(Stored entries)
** START **

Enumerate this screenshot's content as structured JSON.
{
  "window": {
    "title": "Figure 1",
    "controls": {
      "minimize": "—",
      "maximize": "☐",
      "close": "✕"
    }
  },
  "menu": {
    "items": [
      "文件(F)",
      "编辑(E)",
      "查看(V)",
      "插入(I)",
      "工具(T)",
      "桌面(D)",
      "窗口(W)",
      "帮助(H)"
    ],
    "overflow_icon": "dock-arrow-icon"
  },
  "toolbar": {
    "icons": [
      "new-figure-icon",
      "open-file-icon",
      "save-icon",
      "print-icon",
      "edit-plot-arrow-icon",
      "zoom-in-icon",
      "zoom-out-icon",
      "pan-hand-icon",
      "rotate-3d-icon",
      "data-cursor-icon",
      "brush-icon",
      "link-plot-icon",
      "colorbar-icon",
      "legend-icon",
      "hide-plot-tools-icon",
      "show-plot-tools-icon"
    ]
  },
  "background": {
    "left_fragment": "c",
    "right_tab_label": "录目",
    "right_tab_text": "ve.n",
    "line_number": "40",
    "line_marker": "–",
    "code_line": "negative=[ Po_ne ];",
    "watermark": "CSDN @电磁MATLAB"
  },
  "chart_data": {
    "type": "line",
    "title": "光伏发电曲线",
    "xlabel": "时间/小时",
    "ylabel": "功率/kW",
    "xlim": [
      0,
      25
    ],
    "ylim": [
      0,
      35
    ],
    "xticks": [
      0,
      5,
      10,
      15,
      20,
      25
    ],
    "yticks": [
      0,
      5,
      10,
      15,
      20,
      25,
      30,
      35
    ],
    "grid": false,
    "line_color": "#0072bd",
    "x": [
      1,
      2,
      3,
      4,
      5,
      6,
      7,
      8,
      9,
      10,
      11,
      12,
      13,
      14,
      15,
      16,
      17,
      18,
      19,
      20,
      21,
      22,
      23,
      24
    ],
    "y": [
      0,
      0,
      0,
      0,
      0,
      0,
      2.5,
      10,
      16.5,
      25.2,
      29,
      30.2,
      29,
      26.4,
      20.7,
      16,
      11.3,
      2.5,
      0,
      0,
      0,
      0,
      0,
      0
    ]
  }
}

** END **

**WRITTEN PROBLEM**
Search the data for "arrow" and list every line in which it occurs.

**THE RESULT**
    "overflow_icon": "dock-arrow-icon"
      "edit-plot-arrow-icon",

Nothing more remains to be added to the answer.